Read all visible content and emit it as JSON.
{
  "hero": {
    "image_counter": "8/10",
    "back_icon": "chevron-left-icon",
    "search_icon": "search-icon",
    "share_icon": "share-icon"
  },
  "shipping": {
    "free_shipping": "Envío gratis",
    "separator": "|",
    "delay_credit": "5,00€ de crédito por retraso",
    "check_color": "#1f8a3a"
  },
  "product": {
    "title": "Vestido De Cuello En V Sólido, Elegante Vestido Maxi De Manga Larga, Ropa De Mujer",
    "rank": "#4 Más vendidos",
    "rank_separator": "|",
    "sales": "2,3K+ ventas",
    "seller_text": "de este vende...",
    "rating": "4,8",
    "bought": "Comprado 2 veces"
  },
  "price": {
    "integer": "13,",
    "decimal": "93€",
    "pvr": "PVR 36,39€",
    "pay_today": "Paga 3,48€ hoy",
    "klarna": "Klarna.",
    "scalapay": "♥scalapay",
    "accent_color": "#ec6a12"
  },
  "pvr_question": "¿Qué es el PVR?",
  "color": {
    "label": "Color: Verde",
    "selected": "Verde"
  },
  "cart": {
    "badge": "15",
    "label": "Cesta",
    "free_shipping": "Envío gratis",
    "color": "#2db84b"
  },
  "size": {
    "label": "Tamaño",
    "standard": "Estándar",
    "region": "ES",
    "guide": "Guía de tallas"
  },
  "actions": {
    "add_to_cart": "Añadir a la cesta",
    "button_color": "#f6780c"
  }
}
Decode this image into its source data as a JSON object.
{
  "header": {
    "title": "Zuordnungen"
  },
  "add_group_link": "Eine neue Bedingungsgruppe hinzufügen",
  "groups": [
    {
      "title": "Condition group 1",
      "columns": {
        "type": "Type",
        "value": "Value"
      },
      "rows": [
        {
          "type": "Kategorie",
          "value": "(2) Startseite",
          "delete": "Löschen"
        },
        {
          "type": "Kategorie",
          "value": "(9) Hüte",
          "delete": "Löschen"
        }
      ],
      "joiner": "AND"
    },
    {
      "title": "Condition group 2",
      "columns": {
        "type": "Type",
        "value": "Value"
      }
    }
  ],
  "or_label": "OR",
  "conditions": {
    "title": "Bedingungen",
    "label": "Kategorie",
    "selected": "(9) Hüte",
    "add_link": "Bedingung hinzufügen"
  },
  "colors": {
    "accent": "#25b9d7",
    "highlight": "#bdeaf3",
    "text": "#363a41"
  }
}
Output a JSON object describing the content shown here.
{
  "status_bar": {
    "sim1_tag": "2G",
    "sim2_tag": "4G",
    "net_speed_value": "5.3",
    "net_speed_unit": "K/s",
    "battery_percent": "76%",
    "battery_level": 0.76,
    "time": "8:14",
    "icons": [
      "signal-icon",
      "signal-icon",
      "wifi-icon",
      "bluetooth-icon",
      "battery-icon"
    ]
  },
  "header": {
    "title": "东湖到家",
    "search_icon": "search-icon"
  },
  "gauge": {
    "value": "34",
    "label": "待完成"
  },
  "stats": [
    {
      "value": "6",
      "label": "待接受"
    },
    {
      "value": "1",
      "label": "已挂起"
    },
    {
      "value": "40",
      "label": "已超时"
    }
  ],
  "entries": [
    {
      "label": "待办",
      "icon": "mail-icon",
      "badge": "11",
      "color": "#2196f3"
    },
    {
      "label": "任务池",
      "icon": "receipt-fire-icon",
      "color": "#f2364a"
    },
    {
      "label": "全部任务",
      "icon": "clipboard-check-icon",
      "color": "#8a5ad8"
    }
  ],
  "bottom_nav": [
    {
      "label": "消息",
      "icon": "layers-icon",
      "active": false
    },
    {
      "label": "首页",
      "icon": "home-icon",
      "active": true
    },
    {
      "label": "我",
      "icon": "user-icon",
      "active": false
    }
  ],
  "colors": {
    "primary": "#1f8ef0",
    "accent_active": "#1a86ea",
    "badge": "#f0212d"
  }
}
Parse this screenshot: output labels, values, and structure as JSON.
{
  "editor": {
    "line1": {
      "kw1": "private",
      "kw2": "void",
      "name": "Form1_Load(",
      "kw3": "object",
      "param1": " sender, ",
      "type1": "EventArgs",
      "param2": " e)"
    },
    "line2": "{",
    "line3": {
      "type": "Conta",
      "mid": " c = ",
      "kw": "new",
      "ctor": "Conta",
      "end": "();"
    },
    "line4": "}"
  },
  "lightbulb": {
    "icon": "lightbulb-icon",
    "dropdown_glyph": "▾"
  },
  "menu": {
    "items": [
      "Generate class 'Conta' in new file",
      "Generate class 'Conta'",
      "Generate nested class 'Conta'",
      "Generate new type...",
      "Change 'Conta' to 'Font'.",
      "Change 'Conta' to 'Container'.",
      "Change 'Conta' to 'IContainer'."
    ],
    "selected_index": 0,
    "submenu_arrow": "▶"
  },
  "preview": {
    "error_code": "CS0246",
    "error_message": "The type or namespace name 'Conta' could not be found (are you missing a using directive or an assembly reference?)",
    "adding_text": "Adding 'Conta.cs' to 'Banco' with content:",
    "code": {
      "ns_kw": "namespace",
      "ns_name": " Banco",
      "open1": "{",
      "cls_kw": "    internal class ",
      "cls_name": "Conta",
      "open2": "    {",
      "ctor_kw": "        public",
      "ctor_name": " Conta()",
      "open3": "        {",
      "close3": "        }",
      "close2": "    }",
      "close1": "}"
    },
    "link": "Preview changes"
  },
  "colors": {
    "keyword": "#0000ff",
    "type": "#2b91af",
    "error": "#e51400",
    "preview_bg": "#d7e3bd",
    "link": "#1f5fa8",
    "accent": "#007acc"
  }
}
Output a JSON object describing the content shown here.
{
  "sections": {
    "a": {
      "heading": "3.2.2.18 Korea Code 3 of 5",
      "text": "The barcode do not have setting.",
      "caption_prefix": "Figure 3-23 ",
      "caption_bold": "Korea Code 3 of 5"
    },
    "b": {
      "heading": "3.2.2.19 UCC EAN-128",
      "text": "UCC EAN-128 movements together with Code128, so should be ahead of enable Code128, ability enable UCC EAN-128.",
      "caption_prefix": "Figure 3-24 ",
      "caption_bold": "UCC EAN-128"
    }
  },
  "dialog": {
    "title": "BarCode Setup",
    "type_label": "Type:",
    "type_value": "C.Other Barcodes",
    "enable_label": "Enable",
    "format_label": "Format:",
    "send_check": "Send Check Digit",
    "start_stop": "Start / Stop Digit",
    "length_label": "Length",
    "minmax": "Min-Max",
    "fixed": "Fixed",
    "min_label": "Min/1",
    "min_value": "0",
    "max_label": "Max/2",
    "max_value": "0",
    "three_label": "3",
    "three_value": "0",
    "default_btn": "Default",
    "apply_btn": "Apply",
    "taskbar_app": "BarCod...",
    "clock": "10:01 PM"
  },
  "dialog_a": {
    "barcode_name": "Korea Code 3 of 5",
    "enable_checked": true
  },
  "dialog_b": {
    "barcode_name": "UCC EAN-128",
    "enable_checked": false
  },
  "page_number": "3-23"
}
--
◆ **Exercise brief**: Transcribe the data. Leave every line exactly as it is.

◆ **The solution**:
Read all visible content and emit it as JSON.
{
  "hero": {
    "image_counter": "8/10",
    "back_icon": "chevron-left-icon",
    "search_icon": "search-icon",
    "share_icon": "share-icon"
  },
  "shipping": {
    "free_shipping": "Envío gratis",
    "separator": "|",
    "delay_credit": "5,00€ de crédito por retraso",
    "check_color": "#1f8a3a"
  },
  "product": {
    "title": "Vestido De Cuello En V Sólido, Elegante Vestido Maxi De Manga Larga, Ropa De Mujer",
    "rank": "#4 Más vendidos",
    "rank_separator": "|",
    "sales": "2,3K+ ventas",
    "seller_text": "de este vende...",
    "rating": "4,8",
    "bought": "Comprado 2 veces"
  },
  "price": {
    "integer": "13,",
    "decimal": "93€",
    "pvr": "PVR 36,39€",
    "pay_today": "Paga 3,48€ hoy",
    "klarna": "Klarna.",
    "scalapay": "♥scalapay",
    "accent_color": "#ec6a12"
  },
  "pvr_question": "¿Qué es el PVR?",
  "color": {
    "label": "Color: Verde",
    "selected": "Verde"
  },
  "cart": {
    "badge": "15",
    "label": "Cesta",
    "free_shipping": "Envío gratis",
    "color": "#2db84b"
  },
  "size": {
    "label": "Tamaño",
    "standard": "Estándar",
    "region": "ES",
    "guide": "Guía de tallas"
  },
  "actions": {
    "add_to_cart": "Añadir a la cesta",
    "button_color": "#f6780c"
  }
}
Decode this image into its source data as a JSON object.
{
  "header": {
    "title": "Zuordnungen"
  },
  "add_group_link": "Eine neue Bedingungsgruppe hinzufügen",
  "groups": [
    {
      "title": "Condition group 1",
      "columns": {
        "type": "Type",
        "value": "Value"
      },
      "rows": [
        {
          "type": "Kategorie",
          "value": "(2) Startseite",
          "delete": "Löschen"
        },
        {
          "type": "Kategorie",
          "value": "(9) Hüte",
          "delete": "Löschen"
        }
      ],
      "joiner": "AND"
    },
    {
      "title": "Condition group 2",
      "columns": {
        "type": "Type",
        "value": "Value"
      }
    }
  ],
  "or_label": "OR",
  "conditions": {
    "title": "Bedingungen",
    "label": "Kategorie",
    "selected": "(9) Hüte",
    "add_link": "Bedingung hinzufügen"
  },
  "colors": {
    "accent": "#25b9d7",
    "highlight": "#bdeaf3",
    "text": "#363a41"
  }
}
Output a JSON object describing the content shown here.
{
  "status_bar": {
    "sim1_tag": "2G",
    "sim2_tag": "4G",
    "net_speed_value": "5.3",
    "net_speed_unit": "K/s",
    "battery_percent": "76%",
    "battery_level": 0.76,
    "time": "8:14",
    "icons": [
      "signal-icon",
      "signal-icon",
      "wifi-icon",
      "bluetooth-icon",
      "battery-icon"
    ]
  },
  "header": {
    "title": "东湖到家",
    "search_icon": "search-icon"
  },
  "gauge": {
    "value": "34",
    "label": "待完成"
  },
  "stats": [
    {
      "value": "6",
      "label": "待接受"
    },
    {
      "value": "1",
      "label": "已挂起"
    },
    {
      "value": "40",
      "label": "已超时"
    }
  ],
  "entries": [
    {
      "label": "待办",
      "icon": "mail-icon",
      "badge": "11",
      "color": "#2196f3"
    },
    {
      "label": "任务池",
      "icon": "receipt-fire-icon",
      "color": "#f2364a"
    },
    {
      "label": "全部任务",
      "icon": "clipboard-check-icon",
      "color": "#8a5ad8"
    }
  ],
  "bottom_nav": [
    {
      "label": "消息",
      "icon": "layers-icon",
      "active": false
    },
    {
      "label": "首页",
      "icon": "home-icon",
      "active": true
    },
    {
      "label": "我",
      "icon": "user-icon",
      "active": false
    }
  ],
  "colors": {
    "primary": "#1f8ef0",
    "accent_active": "#1a86ea",
    "badge": "#f0212d"
  }
}
Parse this screenshot: output labels, values, and structure as JSON.
{
  "editor": {
    "line1": {
      "kw1": "private",
      "kw2": "void",
      "name": "Form1_Load(",
      "kw3": "object",
      "param1": " sender, ",
      "type1": "EventArgs",
      "param2": " e)"
    },
    "line2": "{",
    "line3": {
      "type": "Conta",
      "mid": " c = ",
      "kw": "new",
      "ctor": "Conta",
      "end": "();"
    },
    "line4": "}"
  },
  "lightbulb": {
    "icon": "lightbulb-icon",
    "dropdown_glyph": "▾"
  },
  "menu": {
    "items": [
      "Generate class 'Conta' in new file",
      "Generate class 'Conta'",
      "Generate nested class 'Conta'",
      "Generate new type...",
      "Change 'Conta' to 'Font'.",
      "Change 'Conta' to 'Container'.",
      "Change 'Conta' to 'IContainer'."
    ],
    "selected_index": 0,
    "submenu_arrow": "▶"
  },
  "preview": {
    "error_code": "CS0246",
    "error_message": "The type or namespace name 'Conta' could not be found (are you missing a using directive or an assembly reference?)",
    "adding_text": "Adding 'Conta.cs' to 'Banco' with content:",
    "code": {
      "ns_kw": "namespace",
      "ns_name": " Banco",
      "open1": "{",
      "cls_kw": "    internal class ",
      "cls_name": "Conta",
      "open2": "    {",
      "ctor_kw": "        public",
      "ctor_name": " Conta()",
      "open3": "        {",
      "close3": "        }",
      "close2": "    }",
      "close1": "}"
    },
    "link": "Preview changes"
  },
  "colors": {
    "keyword": "#0000ff",
    "type": "#2b91af",
    "error": "#e51400",
    "preview_bg": "#d7e3bd",
    "link": "#1f5fa8",
    "accent": "#007acc"
  }
}
Output a JSON object describing the content shown here.
{
  "sections": {
    "a": {
      "heading": "3.2.2.18 Korea Code 3 of 5",
      "text": "The barcode do not have setting.",
      "caption_prefix": "Figure 3-23 ",
      "caption_bold": "Korea Code 3 of 5"
    },
    "b": {
      "heading": "3.2.2.19 UCC EAN-128",
      "text": "UCC EAN-128 movements together with Code128, so should be ahead of enable Code128, ability enable UCC EAN-128.",
      "caption_prefix": "Figure 3-24 ",
      "caption_bold": "UCC EAN-128"
    }
  },
  "dialog": {
    "title": "BarCode Setup",
    "type_label": "Type:",
    "type_value": "C.Other Barcodes",
    "enable_label": "Enable",
    "format_label": "Format:",
    "send_check": "Send Check Digit",
    "start_stop": "Start / Stop Digit",
    "length_label": "Length",
    "minmax": "Min-Max",
    "fixed": "Fixed",
    "min_label": "Min/1",
    "min_value": "0",
    "max_label": "Max/2",
    "max_value": "0",
    "three_label": "3",
    "three_value": "0",
    "default_btn": "Default",
    "apply_btn": "Apply",
    "taskbar_app": "BarCod...",
    "clock": "10:01 PM"
  },
  "dialog_a": {
    "barcode_name": "Korea Code 3 of 5",
    "enable_checked": true
  },
  "dialog_b": {
    "barcode_name": "UCC EAN-128",
    "enable_checked": false
  },
  "page_number": "3-23"
}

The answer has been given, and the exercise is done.